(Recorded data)
%%

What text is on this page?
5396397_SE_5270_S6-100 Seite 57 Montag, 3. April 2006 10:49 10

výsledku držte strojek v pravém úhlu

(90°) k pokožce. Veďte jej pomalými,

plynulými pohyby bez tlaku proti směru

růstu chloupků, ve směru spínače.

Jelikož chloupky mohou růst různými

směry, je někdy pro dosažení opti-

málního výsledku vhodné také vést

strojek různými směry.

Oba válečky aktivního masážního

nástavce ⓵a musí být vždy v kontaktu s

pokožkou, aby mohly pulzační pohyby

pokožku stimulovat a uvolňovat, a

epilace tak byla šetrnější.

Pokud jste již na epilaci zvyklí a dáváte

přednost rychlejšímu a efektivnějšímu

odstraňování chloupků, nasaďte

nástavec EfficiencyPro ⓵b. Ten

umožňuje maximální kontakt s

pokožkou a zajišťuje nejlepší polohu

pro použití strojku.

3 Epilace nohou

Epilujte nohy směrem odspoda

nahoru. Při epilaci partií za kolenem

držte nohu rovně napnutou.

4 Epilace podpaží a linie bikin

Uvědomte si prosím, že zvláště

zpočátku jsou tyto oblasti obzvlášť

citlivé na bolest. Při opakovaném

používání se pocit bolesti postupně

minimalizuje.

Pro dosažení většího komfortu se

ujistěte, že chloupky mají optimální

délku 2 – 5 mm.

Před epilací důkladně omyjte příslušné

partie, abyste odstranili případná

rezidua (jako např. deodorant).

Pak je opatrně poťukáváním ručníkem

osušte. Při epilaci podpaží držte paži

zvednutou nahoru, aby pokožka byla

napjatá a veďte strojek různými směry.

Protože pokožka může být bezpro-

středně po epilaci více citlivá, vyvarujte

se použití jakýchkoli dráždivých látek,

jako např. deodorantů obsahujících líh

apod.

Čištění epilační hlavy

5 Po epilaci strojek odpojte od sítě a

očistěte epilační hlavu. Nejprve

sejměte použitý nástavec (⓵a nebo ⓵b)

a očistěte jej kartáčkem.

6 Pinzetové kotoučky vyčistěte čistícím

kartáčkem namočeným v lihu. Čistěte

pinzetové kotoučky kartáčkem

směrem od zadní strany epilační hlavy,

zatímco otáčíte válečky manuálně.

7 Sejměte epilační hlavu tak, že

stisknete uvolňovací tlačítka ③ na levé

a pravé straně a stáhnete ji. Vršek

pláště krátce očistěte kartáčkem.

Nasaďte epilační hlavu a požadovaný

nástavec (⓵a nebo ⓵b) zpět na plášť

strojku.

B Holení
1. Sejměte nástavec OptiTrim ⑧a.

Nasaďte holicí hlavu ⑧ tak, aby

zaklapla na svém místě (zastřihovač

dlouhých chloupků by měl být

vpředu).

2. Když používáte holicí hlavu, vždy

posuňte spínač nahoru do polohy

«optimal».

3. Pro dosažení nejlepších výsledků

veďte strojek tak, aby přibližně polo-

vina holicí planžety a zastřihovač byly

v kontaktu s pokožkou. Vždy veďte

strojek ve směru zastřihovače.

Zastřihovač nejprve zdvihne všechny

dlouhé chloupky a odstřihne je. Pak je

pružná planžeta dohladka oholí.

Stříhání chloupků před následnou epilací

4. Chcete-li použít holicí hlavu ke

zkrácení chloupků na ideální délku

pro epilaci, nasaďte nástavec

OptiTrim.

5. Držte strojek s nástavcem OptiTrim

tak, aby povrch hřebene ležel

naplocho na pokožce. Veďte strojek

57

%%

▸ **Given exercise**
Gather each line in the entries above where the string "kartáčkem" is found.

▸ **The answer**
a očistěte jej kartáčkem.
kartáčkem namočeným v lihu. Čistěte
pinzetové kotoučky kartáčkem
pláště krátce očistěte kartáčkem.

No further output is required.